TASK REQUIREMENTS: Your task is to copy the listing exactly, with the pictures left out.

--- START INPUT DATA ---

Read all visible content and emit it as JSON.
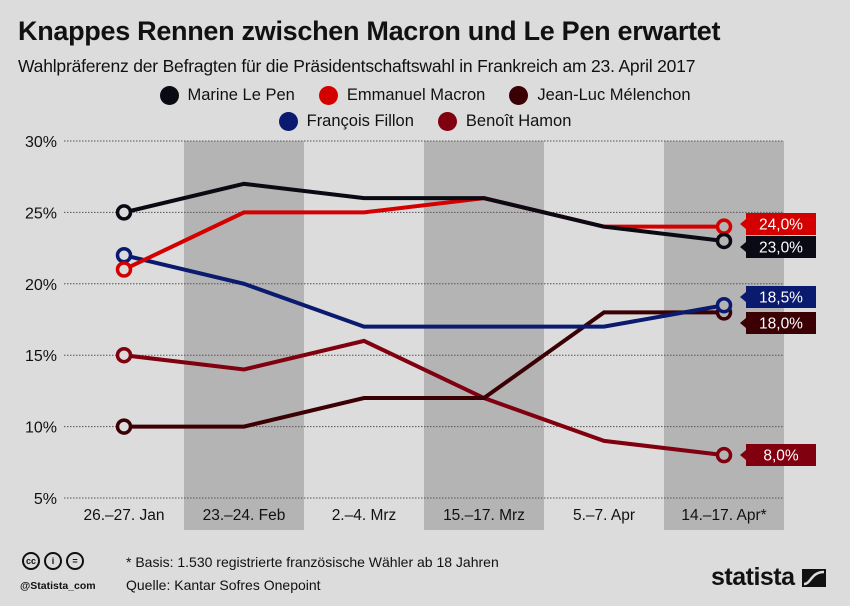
{
  "header": {
    "title": "Knappes Rennen zwischen Macron und Le Pen erwartet",
    "subtitle": "Wahlpräferenz der Befragten für die Präsidentschaftswahl in Frankreich am 23. April 2017"
  },
  "chart_data": {
    "type": "line",
    "title": "Knappes Rennen zwischen Macron und Le Pen erwartet",
    "subtitle": "Wahlpräferenz der Befragten für die Präsidentschaftswahl in Frankreich am 23. April 2017",
    "xlabel": "",
    "ylabel": "",
    "categories": [
      "26.–27. Jan",
      "23.–24. Feb",
      "2.–4. Mrz",
      "15.–17. Mrz",
      "5.–7. Apr",
      "14.–17. Apr*"
    ],
    "ylim": [
      5,
      30
    ],
    "yticks": [
      5,
      10,
      15,
      20,
      25,
      30
    ],
    "ytick_labels": [
      "5%",
      "10%",
      "15%",
      "20%",
      "25%",
      "30%"
    ],
    "grid": true,
    "legend_position": "top-center",
    "series": [
      {
        "name": "Marine Le Pen",
        "color": "#0a0a14",
        "values": [
          25,
          27,
          26,
          26,
          24,
          23
        ],
        "end_label": "23,0%"
      },
      {
        "name": "Emmanuel Macron",
        "color": "#d40000",
        "values": [
          21,
          25,
          25,
          26,
          24,
          24
        ],
        "end_label": "24,0%"
      },
      {
        "name": "Jean-Luc Mélenchon",
        "color": "#3a0004",
        "values": [
          10,
          10,
          12,
          12,
          18,
          18
        ],
        "end_label": "18,0%"
      },
      {
        "name": "François Fillon",
        "color": "#0a1a6e",
        "values": [
          22,
          20,
          17,
          17,
          17,
          18.5
        ],
        "end_label": "18,5%"
      },
      {
        "name": "Benoît Hamon",
        "color": "#800010",
        "values": [
          15,
          14,
          16,
          12,
          9,
          8
        ],
        "end_label": "8,0%"
      }
    ]
  },
  "legend": {
    "row1": [
      "Marine Le Pen",
      "Emmanuel Macron",
      "Jean-Luc Mélenchon"
    ],
    "row2": [
      "François Fillon",
      "Benoît Hamon"
    ]
  },
  "footer": {
    "note": "* Basis: 1.530 registrierte französische Wähler ab 18 Jahren",
    "source": "Quelle: Kantar Sofres Onepoint",
    "handle": "@Statista_com",
    "logo": "statista",
    "cc_icons": [
      "cc",
      "by-person",
      "nd-equals"
    ]
  }
}
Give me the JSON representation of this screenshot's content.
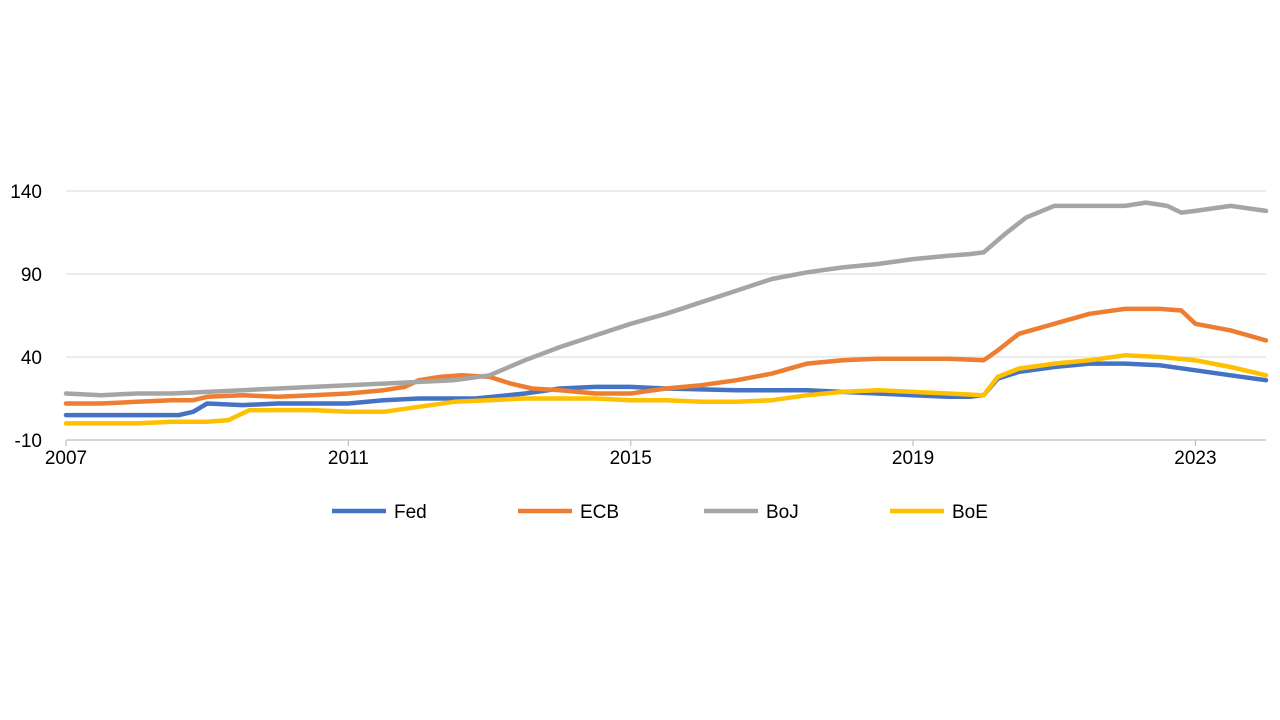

--- END INPUT DATA ---

RESULT:
Read all visible content and emit it as JSON.
{
  "header": {
    "title": "Knappes Rennen zwischen Macron und Le Pen erwartet",
    "subtitle": "Wahlpräferenz der Befragten für die Präsidentschaftswahl in Frankreich am 23. April 2017"
  },
  "chart_data": {
    "type": "line",
    "title": "Knappes Rennen zwischen Macron und Le Pen erwartet",
    "subtitle": "Wahlpräferenz der Befragten für die Präsidentschaftswahl in Frankreich am 23. April 2017",
    "xlabel": "",
    "ylabel": "",
    "categories": [
      "26.–27. Jan",
      "23.–24. Feb",
      "2.–4. Mrz",
      "15.–17. Mrz",
      "5.–7. Apr",
      "14.–17. Apr*"
    ],
    "ylim": [
      5,
      30
    ],
    "yticks": [
      5,
      10,
      15,
      20,
      25,
      30
    ],
    "ytick_labels": [
      "5%",
      "10%",
      "15%",
      "20%",
      "25%",
      "30%"
    ],
    "grid": true,
    "legend_position": "top-center",
    "series": [
      {
        "name": "Marine Le Pen",
        "color": "#0a0a14",
        "values": [
          25,
          27,
          26,
          26,
          24,
          23
        ],
        "end_label": "23,0%"
      },
      {
        "name": "Emmanuel Macron",
        "color": "#d40000",
        "values": [
          21,
          25,
          25,
          26,
          24,
          24
        ],
        "end_label": "24,0%"
      },
      {
        "name": "Jean-Luc Mélenchon",
        "color": "#3a0004",
        "values": [
          10,
          10,
          12,
          12,
          18,
          18
        ],
        "end_label": "18,0%"
      },
      {
        "name": "François Fillon",
        "color": "#0a1a6e",
        "values": [
          22,
          20,
          17,
          17,
          17,
          18.5
        ],
        "end_label": "18,5%"
      },
      {
        "name": "Benoît Hamon",
        "color": "#800010",
        "values": [
          15,
          14,
          16,
          12,
          9,
          8
        ],
        "end_label": "8,0%"
      }
    ]
  },
  "legend": {
    "row1": [
      "Marine Le Pen",
      "Emmanuel Macron",
      "Jean-Luc Mélenchon"
    ],
    "row2": [
      "François Fillon",
      "Benoît Hamon"
    ]
  },
  "footer": {
    "note": "* Basis: 1.530 registrierte französische Wähler ab 18 Jahren",
    "source": "Quelle: Kantar Sofres Onepoint",
    "handle": "@Statista_com",
    "logo": "statista",
    "cc_icons": [
      "cc",
      "by-person",
      "nd-equals"
    ]
  }
}
Give me the JSON representation of this screenshot's content.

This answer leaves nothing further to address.